— Start of Provided data —

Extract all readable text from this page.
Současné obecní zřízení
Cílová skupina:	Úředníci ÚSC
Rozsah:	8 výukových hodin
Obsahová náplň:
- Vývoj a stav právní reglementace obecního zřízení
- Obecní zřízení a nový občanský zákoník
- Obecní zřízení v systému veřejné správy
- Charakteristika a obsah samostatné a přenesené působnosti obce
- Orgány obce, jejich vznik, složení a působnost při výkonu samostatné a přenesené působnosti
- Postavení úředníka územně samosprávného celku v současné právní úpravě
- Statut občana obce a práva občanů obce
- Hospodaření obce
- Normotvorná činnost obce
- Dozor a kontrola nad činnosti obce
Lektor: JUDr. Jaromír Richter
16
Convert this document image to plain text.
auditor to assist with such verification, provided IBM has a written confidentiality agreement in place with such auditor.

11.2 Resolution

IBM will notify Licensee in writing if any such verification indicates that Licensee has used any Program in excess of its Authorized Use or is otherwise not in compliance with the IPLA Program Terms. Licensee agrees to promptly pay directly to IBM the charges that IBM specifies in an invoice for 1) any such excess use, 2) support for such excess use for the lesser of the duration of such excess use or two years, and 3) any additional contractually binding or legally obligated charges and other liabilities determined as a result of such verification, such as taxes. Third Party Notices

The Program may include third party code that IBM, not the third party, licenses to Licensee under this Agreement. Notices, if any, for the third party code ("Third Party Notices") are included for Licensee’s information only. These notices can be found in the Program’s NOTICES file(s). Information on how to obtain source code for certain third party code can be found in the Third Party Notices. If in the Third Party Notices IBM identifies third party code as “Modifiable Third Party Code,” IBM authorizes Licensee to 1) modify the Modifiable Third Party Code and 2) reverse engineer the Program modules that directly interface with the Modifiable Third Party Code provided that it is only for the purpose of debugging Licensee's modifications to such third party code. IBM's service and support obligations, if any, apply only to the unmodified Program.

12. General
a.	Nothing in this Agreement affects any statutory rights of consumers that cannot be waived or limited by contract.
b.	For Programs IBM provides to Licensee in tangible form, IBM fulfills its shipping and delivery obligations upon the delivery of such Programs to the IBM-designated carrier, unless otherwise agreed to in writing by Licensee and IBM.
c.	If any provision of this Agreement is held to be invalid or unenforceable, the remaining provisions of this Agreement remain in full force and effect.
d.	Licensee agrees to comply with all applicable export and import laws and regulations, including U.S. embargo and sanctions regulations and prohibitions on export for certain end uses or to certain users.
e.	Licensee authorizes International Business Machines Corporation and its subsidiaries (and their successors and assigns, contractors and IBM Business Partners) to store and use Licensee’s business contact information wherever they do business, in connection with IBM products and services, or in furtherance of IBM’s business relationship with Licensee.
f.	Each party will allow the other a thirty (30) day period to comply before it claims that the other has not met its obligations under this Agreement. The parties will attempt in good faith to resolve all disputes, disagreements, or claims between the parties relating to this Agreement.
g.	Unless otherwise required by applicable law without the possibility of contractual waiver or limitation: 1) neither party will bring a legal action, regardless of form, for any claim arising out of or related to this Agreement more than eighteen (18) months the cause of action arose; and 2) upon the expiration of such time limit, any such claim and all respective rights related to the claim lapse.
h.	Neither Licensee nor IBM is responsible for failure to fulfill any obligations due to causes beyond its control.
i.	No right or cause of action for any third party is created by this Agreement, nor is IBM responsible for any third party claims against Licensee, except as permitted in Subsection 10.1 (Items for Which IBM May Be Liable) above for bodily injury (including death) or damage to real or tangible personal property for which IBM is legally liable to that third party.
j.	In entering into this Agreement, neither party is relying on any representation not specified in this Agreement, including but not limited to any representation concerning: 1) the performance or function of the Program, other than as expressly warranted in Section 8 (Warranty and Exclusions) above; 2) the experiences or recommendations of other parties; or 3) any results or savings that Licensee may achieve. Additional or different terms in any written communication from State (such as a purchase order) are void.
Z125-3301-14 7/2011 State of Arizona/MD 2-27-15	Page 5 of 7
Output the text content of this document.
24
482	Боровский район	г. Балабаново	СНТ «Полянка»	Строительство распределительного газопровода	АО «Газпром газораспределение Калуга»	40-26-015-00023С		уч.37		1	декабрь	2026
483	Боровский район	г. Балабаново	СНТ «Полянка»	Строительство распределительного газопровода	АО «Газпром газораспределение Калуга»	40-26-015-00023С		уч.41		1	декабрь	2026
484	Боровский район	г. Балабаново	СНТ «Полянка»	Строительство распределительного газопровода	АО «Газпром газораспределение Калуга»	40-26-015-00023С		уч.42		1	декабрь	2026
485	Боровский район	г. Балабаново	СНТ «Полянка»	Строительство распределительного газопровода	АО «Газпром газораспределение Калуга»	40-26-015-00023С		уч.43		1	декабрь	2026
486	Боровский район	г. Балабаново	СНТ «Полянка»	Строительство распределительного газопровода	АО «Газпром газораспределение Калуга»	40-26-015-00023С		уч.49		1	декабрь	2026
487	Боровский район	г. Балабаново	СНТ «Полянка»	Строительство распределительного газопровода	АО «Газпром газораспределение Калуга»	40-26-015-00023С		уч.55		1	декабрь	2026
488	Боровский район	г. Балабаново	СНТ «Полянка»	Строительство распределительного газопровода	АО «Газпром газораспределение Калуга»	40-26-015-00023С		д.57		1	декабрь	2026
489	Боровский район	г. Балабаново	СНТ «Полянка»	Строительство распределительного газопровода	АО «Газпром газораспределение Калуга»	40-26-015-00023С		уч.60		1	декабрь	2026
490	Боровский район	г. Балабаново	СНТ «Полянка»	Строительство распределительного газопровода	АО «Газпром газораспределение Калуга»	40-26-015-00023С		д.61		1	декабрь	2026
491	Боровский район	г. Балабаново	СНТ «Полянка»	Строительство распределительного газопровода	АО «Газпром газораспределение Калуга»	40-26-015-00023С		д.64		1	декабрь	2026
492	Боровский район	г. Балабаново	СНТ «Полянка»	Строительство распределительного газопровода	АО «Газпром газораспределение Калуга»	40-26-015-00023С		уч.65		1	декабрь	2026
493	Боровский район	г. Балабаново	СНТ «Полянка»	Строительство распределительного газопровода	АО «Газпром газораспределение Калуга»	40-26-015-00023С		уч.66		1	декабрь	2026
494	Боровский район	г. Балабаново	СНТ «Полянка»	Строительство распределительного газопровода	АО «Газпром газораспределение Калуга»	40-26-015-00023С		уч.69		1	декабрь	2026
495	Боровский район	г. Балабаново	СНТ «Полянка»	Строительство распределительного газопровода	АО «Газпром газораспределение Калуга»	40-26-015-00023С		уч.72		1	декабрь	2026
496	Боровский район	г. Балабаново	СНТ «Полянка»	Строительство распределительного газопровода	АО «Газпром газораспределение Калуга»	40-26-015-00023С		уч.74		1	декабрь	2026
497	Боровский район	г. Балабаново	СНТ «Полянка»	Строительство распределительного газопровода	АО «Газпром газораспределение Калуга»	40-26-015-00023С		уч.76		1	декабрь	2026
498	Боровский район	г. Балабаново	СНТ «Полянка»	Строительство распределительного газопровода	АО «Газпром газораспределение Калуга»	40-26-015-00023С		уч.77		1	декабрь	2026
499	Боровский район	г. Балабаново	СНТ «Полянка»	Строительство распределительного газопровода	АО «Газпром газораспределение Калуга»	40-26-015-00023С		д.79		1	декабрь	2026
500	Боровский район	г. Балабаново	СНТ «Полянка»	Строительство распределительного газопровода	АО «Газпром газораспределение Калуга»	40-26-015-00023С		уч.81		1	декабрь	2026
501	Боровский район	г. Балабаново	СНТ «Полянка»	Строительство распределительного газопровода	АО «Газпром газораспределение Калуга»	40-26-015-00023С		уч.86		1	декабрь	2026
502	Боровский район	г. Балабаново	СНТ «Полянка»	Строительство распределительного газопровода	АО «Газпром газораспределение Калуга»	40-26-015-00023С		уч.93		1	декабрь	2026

— End of Provided data —

Copy out all of the data exactly, leaving nothing out.

**Complete answer**
Extract all readable text from this page.
Současné obecní zřízení
Cílová skupina:	Úředníci ÚSC
Rozsah:	8 výukových hodin
Obsahová náplň:
- Vývoj a stav právní reglementace obecního zřízení
- Obecní zřízení a nový občanský zákoník
- Obecní zřízení v systému veřejné správy
- Charakteristika a obsah samostatné a přenesené působnosti obce
- Orgány obce, jejich vznik, složení a působnost při výkonu samostatné a přenesené působnosti
- Postavení úředníka územně samosprávného celku v současné právní úpravě
- Statut občana obce a práva občanů obce
- Hospodaření obce
- Normotvorná činnost obce
- Dozor a kontrola nad činnosti obce
Lektor: JUDr. Jaromír Richter
16
Convert this document image to plain text.
auditor to assist with such verification, provided IBM has a written confidentiality agreement in place with such auditor.

11.2 Resolution

IBM will notify Licensee in writing if any such verification indicates that Licensee has used any Program in excess of its Authorized Use or is otherwise not in compliance with the IPLA Program Terms. Licensee agrees to promptly pay directly to IBM the charges that IBM specifies in an invoice for 1) any such excess use, 2) support for such excess use for the lesser of the duration of such excess use or two years, and 3) any additional contractually binding or legally obligated charges and other liabilities determined as a result of such verification, such as taxes. Third Party Notices

The Program may include third party code that IBM, not the third party, licenses to Licensee under this Agreement. Notices, if any, for the third party code ("Third Party Notices") are included for Licensee’s information only. These notices can be found in the Program’s NOTICES file(s). Information on how to obtain source code for certain third party code can be found in the Third Party Notices. If in the Third Party Notices IBM identifies third party code as “Modifiable Third Party Code,” IBM authorizes Licensee to 1) modify the Modifiable Third Party Code and 2) reverse engineer the Program modules that directly interface with the Modifiable Third Party Code provided that it is only for the purpose of debugging Licensee's modifications to such third party code. IBM's service and support obligations, if any, apply only to the unmodified Program.

12. General
a.	Nothing in this Agreement affects any statutory rights of consumers that cannot be waived or limited by contract.
b.	For Programs IBM provides to Licensee in tangible form, IBM fulfills its shipping and delivery obligations upon the delivery of such Programs to the IBM-designated carrier, unless otherwise agreed to in writing by Licensee and IBM.
c.	If any provision of this Agreement is held to be invalid or unenforceable, the remaining provisions of this Agreement remain in full force and effect.
d.	Licensee agrees to comply with all applicable export and import laws and regulations, including U.S. embargo and sanctions regulations and prohibitions on export for certain end uses or to certain users.
e.	Licensee authorizes International Business Machines Corporation and its subsidiaries (and their successors and assigns, contractors and IBM Business Partners) to store and use Licensee’s business contact information wherever they do business, in connection with IBM products and services, or in furtherance of IBM’s business relationship with Licensee.
f.	Each party will allow the other a thirty (30) day period to comply before it claims that the other has not met its obligations under this Agreement. The parties will attempt in good faith to resolve all disputes, disagreements, or claims between the parties relating to this Agreement.
g.	Unless otherwise required by applicable law without the possibility of contractual waiver or limitation: 1) neither party will bring a legal action, regardless of form, for any claim arising out of or related to this Agreement more than eighteen (18) months the cause of action arose; and 2) upon the expiration of such time limit, any such claim and all respective rights related to the claim lapse.
h.	Neither Licensee nor IBM is responsible for failure to fulfill any obligations due to causes beyond its control.
i.	No right or cause of action for any third party is created by this Agreement, nor is IBM responsible for any third party claims against Licensee, except as permitted in Subsection 10.1 (Items for Which IBM May Be Liable) above for bodily injury (including death) or damage to real or tangible personal property for which IBM is legally liable to that third party.
j.	In entering into this Agreement, neither party is relying on any representation not specified in this Agreement, including but not limited to any representation concerning: 1) the performance or function of the Program, other than as expressly warranted in Section 8 (Warranty and Exclusions) above; 2) the experiences or recommendations of other parties; or 3) any results or savings that Licensee may achieve. Additional or different terms in any written communication from State (such as a purchase order) are void.
Z125-3301-14 7/2011 State of Arizona/MD 2-27-15	Page 5 of 7
Output the text content of this document.
24
482	Боровский район	г. Балабаново	СНТ «Полянка»	Строительство распределительного газопровода	АО «Газпром газораспределение Калуга»	40-26-015-00023С		уч.37		1	декабрь	2026
483	Боровский район	г. Балабаново	СНТ «Полянка»	Строительство распределительного газопровода	АО «Газпром газораспределение Калуга»	40-26-015-00023С		уч.41		1	декабрь	2026
484	Боровский район	г. Балабаново	СНТ «Полянка»	Строительство распределительного газопровода	АО «Газпром газораспределение Калуга»	40-26-015-00023С		уч.42		1	декабрь	2026
485	Боровский район	г. Балабаново	СНТ «Полянка»	Строительство распределительного газопровода	АО «Газпром газораспределение Калуга»	40-26-015-00023С		уч.43		1	декабрь	2026
486	Боровский район	г. Балабаново	СНТ «Полянка»	Строительство распределительного газопровода	АО «Газпром газораспределение Калуга»	40-26-015-00023С		уч.49		1	декабрь	2026
487	Боровский район	г. Балабаново	СНТ «Полянка»	Строительство распределительного газопровода	АО «Газпром газораспределение Калуга»	40-26-015-00023С		уч.55		1	декабрь	2026
488	Боровский район	г. Балабаново	СНТ «Полянка»	Строительство распределительного газопровода	АО «Газпром газораспределение Калуга»	40-26-015-00023С		д.57		1	декабрь	2026
489	Боровский район	г. Балабаново	СНТ «Полянка»	Строительство распределительного газопровода	АО «Газпром газораспределение Калуга»	40-26-015-00023С		уч.60		1	декабрь	2026
490	Боровский район	г. Балабаново	СНТ «Полянка»	Строительство распределительного газопровода	АО «Газпром газораспределение Калуга»	40-26-015-00023С		д.61		1	декабрь	2026
491	Боровский район	г. Балабаново	СНТ «Полянка»	Строительство распределительного газопровода	АО «Газпром газораспределение Калуга»	40-26-015-00023С		д.64		1	декабрь	2026
492	Боровский район	г. Балабаново	СНТ «Полянка»	Строительство распределительного газопровода	АО «Газпром газораспределение Калуга»	40-26-015-00023С		уч.65		1	декабрь	2026
493	Боровский район	г. Балабаново	СНТ «Полянка»	Строительство распределительного газопровода	АО «Газпром газораспределение Калуга»	40-26-015-00023С		уч.66		1	декабрь	2026
494	Боровский район	г. Балабаново	СНТ «Полянка»	Строительство распределительного газопровода	АО «Газпром газораспределение Калуга»	40-26-015-00023С		уч.69		1	декабрь	2026
495	Боровский район	г. Балабаново	СНТ «Полянка»	Строительство распределительного газопровода	АО «Газпром газораспределение Калуга»	40-26-015-00023С		уч.72		1	декабрь	2026
496	Боровский район	г. Балабаново	СНТ «Полянка»	Строительство распределительного газопровода	АО «Газпром газораспределение Калуга»	40-26-015-00023С		уч.74		1	декабрь	2026
497	Боровский район	г. Балабаново	СНТ «Полянка»	Строительство распределительного газопровода	АО «Газпром газораспределение Калуга»	40-26-015-00023С		уч.76		1	декабрь	2026
498	Боровский район	г. Балабаново	СНТ «Полянка»	Строительство распределительного газопровода	АО «Газпром газораспределение Калуга»	40-26-015-00023С		уч.77		1	декабрь	2026
499	Боровский район	г. Балабаново	СНТ «Полянка»	Строительство распределительного газопровода	АО «Газпром газораспределение Калуга»	40-26-015-00023С		д.79		1	декабрь	2026
500	Боровский район	г. Балабаново	СНТ «Полянка»	Строительство распределительного газопровода	АО «Газпром газораспределение Калуга»	40-26-015-00023С		уч.81		1	декабрь	2026
501	Боровский район	г. Балабаново	СНТ «Полянка»	Строительство распределительного газопровода	АО «Газпром газораспределение Калуга»	40-26-015-00023С		уч.86		1	декабрь	2026
502	Боровский район	г. Балабаново	СНТ «Полянка»	Строительство распределительного газопровода	АО «Газпром газораспределение Калуга»	40-26-015-00023С		уч.93		1	декабрь	2026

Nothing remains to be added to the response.